## Short task:
Identify every line in the records below that contains the word "name", and copy each of those lines.

## Exercise data:
★ ★ ★ ★ ★
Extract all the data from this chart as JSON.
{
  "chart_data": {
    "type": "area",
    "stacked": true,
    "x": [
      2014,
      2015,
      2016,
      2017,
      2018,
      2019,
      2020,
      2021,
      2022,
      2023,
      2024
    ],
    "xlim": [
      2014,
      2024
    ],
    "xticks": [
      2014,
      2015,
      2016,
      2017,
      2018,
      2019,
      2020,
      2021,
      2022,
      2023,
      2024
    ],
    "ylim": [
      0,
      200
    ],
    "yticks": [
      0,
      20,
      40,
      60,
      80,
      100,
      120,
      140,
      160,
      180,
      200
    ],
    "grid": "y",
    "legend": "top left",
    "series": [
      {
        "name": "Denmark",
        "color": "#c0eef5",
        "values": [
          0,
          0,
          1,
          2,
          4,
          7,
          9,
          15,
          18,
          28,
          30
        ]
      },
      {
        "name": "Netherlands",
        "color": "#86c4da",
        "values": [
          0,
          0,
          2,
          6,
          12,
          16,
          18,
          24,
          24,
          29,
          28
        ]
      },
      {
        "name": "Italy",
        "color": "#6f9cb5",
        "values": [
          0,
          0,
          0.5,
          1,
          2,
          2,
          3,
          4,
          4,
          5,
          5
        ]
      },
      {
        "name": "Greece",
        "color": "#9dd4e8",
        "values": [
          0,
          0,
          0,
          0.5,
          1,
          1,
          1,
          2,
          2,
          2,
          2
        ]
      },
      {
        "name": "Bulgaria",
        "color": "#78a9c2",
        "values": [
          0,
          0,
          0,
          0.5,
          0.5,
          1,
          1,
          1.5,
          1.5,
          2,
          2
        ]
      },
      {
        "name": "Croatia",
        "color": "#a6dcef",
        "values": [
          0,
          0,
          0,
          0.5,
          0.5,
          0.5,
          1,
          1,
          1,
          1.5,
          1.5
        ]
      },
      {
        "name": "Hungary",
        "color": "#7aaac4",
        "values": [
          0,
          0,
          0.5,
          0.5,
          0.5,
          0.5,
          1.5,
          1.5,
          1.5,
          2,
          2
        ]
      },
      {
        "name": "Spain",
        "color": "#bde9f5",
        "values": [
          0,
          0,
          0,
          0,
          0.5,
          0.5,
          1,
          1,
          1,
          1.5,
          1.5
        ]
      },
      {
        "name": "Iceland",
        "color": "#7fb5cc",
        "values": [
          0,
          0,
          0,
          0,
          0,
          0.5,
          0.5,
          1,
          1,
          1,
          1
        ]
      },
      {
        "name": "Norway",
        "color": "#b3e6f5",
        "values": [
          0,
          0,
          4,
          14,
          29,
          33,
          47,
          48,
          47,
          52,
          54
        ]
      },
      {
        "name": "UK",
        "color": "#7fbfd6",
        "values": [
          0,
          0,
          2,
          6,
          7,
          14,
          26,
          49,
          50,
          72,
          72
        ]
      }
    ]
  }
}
★ ★ ★ ★ ★
## Expected answer:
        "name": "Denmark",
        "name": "Netherlands",
        "name": "Italy",
        "name": "Greece",
        "name": "Bulgaria",
        "name": "Croatia",
        "name": "Hungary",
        "name": "Spain",
        "name": "Iceland",
        "name": "Norway",
        "name": "UK",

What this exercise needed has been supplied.